→ Exercise
Of the lines in the listing below, how many hold "this"? Answer with the number only.

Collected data

+-------+

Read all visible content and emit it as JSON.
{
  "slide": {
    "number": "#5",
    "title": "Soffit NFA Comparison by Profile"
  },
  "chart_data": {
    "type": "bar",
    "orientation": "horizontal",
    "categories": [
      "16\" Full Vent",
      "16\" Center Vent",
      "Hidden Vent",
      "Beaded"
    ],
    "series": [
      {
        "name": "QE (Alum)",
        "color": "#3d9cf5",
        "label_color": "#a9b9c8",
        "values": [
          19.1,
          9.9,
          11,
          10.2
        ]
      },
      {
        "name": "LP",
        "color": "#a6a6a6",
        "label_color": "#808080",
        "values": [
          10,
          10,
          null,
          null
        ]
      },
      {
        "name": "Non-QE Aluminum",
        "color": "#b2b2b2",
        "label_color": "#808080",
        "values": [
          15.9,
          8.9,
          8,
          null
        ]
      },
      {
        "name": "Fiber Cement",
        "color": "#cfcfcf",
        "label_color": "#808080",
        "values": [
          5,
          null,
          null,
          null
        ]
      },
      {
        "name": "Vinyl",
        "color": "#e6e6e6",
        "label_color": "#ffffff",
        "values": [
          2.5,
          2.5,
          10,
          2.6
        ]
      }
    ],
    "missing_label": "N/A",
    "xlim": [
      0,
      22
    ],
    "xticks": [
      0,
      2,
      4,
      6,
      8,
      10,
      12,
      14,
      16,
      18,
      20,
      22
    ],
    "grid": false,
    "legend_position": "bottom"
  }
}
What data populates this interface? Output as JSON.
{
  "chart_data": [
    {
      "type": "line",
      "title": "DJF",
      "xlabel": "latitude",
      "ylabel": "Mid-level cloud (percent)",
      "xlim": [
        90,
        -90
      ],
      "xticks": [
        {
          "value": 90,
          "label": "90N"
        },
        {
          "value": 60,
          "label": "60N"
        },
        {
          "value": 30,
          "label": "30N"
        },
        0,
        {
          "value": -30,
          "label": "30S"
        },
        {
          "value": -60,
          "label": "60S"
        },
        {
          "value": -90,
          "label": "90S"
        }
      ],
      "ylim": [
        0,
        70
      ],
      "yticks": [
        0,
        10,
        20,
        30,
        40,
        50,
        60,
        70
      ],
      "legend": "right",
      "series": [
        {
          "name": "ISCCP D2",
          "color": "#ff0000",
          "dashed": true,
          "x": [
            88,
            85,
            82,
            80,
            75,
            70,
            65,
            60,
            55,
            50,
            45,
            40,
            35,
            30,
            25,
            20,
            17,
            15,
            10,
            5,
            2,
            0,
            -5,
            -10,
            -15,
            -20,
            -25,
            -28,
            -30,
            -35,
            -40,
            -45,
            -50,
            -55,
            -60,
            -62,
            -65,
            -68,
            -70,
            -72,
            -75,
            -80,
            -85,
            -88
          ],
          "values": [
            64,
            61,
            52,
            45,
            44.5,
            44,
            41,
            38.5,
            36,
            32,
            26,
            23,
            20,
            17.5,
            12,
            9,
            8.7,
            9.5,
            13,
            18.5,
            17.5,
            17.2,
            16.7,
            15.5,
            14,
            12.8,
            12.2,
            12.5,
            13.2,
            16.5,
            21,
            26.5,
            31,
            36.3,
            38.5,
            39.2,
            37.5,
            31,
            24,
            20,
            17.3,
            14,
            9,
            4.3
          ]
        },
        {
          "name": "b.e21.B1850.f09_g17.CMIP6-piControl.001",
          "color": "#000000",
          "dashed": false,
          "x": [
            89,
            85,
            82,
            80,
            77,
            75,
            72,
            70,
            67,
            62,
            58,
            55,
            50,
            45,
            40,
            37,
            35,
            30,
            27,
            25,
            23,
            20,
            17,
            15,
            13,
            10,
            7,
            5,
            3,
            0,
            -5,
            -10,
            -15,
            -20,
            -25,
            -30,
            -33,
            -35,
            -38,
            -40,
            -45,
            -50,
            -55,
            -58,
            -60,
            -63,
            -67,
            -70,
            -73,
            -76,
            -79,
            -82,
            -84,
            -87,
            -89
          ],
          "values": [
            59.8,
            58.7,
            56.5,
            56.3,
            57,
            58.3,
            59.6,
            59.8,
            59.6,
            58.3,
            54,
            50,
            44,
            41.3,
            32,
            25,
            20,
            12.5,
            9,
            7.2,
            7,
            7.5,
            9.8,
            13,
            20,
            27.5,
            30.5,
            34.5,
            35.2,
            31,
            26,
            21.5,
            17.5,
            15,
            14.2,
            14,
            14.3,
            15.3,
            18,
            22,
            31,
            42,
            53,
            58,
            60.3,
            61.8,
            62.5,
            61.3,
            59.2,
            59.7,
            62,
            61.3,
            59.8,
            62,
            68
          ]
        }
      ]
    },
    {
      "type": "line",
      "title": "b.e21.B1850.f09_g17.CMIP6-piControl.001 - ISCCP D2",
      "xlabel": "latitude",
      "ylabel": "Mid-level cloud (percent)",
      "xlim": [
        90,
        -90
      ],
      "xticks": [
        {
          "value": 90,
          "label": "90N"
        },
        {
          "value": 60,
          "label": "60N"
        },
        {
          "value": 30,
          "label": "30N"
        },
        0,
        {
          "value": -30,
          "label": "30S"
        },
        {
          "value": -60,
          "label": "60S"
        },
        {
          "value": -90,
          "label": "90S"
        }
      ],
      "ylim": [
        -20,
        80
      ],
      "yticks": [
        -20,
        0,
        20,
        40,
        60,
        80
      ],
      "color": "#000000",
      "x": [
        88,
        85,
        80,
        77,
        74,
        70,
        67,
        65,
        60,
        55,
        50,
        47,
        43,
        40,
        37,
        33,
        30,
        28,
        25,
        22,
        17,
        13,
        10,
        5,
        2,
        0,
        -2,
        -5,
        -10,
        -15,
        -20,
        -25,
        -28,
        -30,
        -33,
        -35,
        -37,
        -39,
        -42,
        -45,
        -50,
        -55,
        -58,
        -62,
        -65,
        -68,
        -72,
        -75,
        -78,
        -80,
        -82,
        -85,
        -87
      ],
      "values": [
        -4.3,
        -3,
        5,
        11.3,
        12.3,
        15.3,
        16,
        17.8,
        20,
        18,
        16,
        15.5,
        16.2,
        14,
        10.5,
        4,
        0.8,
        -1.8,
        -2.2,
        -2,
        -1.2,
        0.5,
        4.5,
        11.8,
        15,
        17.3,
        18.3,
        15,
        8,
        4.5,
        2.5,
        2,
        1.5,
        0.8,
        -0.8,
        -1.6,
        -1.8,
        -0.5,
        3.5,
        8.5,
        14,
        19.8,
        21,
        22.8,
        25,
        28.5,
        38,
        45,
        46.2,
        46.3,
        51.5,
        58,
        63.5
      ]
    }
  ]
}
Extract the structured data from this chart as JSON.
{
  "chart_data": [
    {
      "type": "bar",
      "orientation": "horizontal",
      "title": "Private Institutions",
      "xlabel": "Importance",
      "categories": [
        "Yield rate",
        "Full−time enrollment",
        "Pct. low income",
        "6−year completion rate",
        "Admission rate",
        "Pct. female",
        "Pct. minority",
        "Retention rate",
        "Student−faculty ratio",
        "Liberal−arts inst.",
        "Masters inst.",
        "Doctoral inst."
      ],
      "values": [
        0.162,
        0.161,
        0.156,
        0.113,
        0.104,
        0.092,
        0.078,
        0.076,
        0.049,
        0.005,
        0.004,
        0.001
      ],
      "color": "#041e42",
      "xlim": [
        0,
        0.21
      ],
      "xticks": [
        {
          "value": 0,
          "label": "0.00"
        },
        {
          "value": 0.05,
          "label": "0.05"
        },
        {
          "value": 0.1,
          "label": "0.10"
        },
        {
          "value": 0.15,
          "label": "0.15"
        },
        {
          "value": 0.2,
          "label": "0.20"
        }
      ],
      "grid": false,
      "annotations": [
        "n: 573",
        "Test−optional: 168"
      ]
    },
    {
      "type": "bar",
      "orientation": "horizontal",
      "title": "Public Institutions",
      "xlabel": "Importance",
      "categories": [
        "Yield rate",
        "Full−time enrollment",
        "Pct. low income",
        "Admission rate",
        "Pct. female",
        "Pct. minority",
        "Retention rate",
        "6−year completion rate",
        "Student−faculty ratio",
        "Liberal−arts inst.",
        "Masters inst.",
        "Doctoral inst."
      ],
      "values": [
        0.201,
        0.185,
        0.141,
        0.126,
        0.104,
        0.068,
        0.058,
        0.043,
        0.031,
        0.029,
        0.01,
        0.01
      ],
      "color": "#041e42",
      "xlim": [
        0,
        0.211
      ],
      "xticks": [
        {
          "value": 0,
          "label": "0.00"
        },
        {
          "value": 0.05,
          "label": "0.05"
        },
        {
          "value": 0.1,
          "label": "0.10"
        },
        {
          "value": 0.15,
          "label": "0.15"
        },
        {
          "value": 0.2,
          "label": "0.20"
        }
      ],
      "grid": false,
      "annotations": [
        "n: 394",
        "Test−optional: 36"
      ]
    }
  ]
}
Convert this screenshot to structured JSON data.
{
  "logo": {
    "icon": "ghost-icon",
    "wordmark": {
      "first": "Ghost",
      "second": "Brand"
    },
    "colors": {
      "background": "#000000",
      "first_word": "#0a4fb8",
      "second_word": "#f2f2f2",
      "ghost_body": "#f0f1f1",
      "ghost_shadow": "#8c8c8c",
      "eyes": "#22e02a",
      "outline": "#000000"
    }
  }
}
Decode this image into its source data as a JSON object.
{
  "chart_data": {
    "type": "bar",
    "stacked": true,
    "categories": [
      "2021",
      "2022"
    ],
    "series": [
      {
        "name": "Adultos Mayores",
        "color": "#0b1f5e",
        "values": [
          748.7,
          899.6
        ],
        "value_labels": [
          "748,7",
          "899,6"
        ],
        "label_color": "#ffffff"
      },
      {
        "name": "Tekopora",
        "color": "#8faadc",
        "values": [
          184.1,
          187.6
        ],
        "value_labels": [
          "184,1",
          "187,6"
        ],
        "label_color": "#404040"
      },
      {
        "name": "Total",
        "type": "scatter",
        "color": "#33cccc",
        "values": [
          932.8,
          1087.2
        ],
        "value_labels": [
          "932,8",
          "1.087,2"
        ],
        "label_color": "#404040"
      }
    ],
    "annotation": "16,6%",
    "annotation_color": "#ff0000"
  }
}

+-------+

→ Written response
4